* _Supplied data_:

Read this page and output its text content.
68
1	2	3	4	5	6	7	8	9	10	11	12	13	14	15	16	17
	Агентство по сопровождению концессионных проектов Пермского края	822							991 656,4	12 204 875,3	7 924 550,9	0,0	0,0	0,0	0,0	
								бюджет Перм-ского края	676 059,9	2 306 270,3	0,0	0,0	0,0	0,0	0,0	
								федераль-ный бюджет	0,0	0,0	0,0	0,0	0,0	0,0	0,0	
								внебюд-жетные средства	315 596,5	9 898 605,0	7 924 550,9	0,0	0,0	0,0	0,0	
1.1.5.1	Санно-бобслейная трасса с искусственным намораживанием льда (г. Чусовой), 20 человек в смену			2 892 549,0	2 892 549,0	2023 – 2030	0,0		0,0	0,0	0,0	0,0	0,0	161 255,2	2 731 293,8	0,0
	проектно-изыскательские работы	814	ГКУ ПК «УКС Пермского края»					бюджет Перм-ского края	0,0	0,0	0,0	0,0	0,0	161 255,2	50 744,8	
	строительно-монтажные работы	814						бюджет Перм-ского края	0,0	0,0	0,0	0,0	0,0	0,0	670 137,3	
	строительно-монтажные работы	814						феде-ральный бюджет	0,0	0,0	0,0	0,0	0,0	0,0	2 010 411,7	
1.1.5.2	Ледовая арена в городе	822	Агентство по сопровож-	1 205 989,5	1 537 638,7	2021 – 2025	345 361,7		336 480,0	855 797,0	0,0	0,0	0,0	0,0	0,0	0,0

* _The exercise_: Repeat all the entries exactly as given.

* _Answer below_:
Read this page and output its text content.
68
1	2	3	4	5	6	7	8	9	10	11	12	13	14	15	16	17
	Агентство по сопровождению концессионных проектов Пермского края	822							991 656,4	12 204 875,3	7 924 550,9	0,0	0,0	0,0	0,0	
								бюджет Перм-ского края	676 059,9	2 306 270,3	0,0	0,0	0,0	0,0	0,0	
								федераль-ный бюджет	0,0	0,0	0,0	0,0	0,0	0,0	0,0	
								внебюд-жетные средства	315 596,5	9 898 605,0	7 924 550,9	0,0	0,0	0,0	0,0	
1.1.5.1	Санно-бобслейная трасса с искусственным намораживанием льда (г. Чусовой), 20 человек в смену			2 892 549,0	2 892 549,0	2023 – 2030	0,0		0,0	0,0	0,0	0,0	0,0	161 255,2	2 731 293,8	0,0
	проектно-изыскательские работы	814	ГКУ ПК «УКС Пермского края»					бюджет Перм-ского края	0,0	0,0	0,0	0,0	0,0	161 255,2	50 744,8	
	строительно-монтажные работы	814						бюджет Перм-ского края	0,0	0,0	0,0	0,0	0,0	0,0	670 137,3	
	строительно-монтажные работы	814						феде-ральный бюджет	0,0	0,0	0,0	0,0	0,0	0,0	2 010 411,7	
1.1.5.2	Ледовая арена в городе	822	Агентство по сопровож-	1 205 989,5	1 537 638,7	2021 – 2025	345 361,7		336 480,0	855 797,0	0,0	0,0	0,0	0,0	0,0	0,0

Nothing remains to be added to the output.